Dataset records:
>>>>

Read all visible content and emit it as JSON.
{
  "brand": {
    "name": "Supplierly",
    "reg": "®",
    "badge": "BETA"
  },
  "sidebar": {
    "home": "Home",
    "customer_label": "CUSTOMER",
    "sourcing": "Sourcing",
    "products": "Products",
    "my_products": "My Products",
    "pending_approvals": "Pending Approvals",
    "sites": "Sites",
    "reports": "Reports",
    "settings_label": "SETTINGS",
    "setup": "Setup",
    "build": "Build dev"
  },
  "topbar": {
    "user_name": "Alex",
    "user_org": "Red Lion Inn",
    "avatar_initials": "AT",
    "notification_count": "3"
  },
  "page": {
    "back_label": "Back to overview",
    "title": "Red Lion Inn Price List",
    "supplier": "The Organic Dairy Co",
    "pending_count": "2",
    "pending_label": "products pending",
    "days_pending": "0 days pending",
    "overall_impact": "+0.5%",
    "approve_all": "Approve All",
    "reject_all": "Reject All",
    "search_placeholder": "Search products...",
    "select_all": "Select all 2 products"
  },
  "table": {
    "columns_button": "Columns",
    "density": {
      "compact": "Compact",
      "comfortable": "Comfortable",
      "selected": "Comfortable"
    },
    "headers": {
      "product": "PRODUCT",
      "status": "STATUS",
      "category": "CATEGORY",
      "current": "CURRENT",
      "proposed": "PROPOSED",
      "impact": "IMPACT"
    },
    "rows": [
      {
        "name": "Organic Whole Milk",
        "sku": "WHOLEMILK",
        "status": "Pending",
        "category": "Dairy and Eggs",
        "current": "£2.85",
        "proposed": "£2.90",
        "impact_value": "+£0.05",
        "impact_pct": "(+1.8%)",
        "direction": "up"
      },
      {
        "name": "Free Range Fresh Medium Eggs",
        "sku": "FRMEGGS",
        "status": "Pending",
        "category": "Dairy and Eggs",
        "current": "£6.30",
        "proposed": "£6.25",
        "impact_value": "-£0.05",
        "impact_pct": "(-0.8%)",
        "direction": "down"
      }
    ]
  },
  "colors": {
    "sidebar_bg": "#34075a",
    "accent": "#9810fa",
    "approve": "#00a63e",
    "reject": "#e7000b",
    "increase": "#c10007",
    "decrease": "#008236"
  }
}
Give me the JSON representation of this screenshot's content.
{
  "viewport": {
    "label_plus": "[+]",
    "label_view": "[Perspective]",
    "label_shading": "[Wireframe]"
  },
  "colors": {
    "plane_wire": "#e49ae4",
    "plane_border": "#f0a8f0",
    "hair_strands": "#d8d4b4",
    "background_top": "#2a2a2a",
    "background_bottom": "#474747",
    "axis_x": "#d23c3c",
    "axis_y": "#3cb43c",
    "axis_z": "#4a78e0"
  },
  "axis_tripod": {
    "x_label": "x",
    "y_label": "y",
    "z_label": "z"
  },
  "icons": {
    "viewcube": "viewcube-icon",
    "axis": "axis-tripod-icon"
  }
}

<<<<

» WHAT YOU SHOULD DO: The whole listing above needs to be written out again exactly.

» RESPONSE:
Read all visible content and emit it as JSON.
{
  "brand": {
    "name": "Supplierly",
    "reg": "®",
    "badge": "BETA"
  },
  "sidebar": {
    "home": "Home",
    "customer_label": "CUSTOMER",
    "sourcing": "Sourcing",
    "products": "Products",
    "my_products": "My Products",
    "pending_approvals": "Pending Approvals",
    "sites": "Sites",
    "reports": "Reports",
    "settings_label": "SETTINGS",
    "setup": "Setup",
    "build": "Build dev"
  },
  "topbar": {
    "user_name": "Alex",
    "user_org": "Red Lion Inn",
    "avatar_initials": "AT",
    "notification_count": "3"
  },
  "page": {
    "back_label": "Back to overview",
    "title": "Red Lion Inn Price List",
    "supplier": "The Organic Dairy Co",
    "pending_count": "2",
    "pending_label": "products pending",
    "days_pending": "0 days pending",
    "overall_impact": "+0.5%",
    "approve_all": "Approve All",
    "reject_all": "Reject All",
    "search_placeholder": "Search products...",
    "select_all": "Select all 2 products"
  },
  "table": {
    "columns_button": "Columns",
    "density": {
      "compact": "Compact",
      "comfortable": "Comfortable",
      "selected": "Comfortable"
    },
    "headers": {
      "product": "PRODUCT",
      "status": "STATUS",
      "category": "CATEGORY",
      "current": "CURRENT",
      "proposed": "PROPOSED",
      "impact": "IMPACT"
    },
    "rows": [
      {
        "name": "Organic Whole Milk",
        "sku": "WHOLEMILK",
        "status": "Pending",
        "category": "Dairy and Eggs",
        "current": "£2.85",
        "proposed": "£2.90",
        "impact_value": "+£0.05",
        "impact_pct": "(+1.8%)",
        "direction": "up"
      },
      {
        "name": "Free Range Fresh Medium Eggs",
        "sku": "FRMEGGS",
        "status": "Pending",
        "category": "Dairy and Eggs",
        "current": "£6.30",
        "proposed": "£6.25",
        "impact_value": "-£0.05",
        "impact_pct": "(-0.8%)",
        "direction": "down"
      }
    ]
  },
  "colors": {
    "sidebar_bg": "#34075a",
    "accent": "#9810fa",
    "approve": "#00a63e",
    "reject": "#e7000b",
    "increase": "#c10007",
    "decrease": "#008236"
  }
}
Give me the JSON representation of this screenshot's content.
{
  "viewport": {
    "label_plus": "[+]",
    "label_view": "[Perspective]",
    "label_shading": "[Wireframe]"
  },
  "colors": {
    "plane_wire": "#e49ae4",
    "plane_border": "#f0a8f0",
    "hair_strands": "#d8d4b4",
    "background_top": "#2a2a2a",
    "background_bottom": "#474747",
    "axis_x": "#d23c3c",
    "axis_y": "#3cb43c",
    "axis_z": "#4a78e0"
  },
  "axis_tripod": {
    "x_label": "x",
    "y_label": "y",
    "z_label": "z"
  },
  "icons": {
    "viewcube": "viewcube-icon",
    "axis": "axis-tripod-icon"
  }
}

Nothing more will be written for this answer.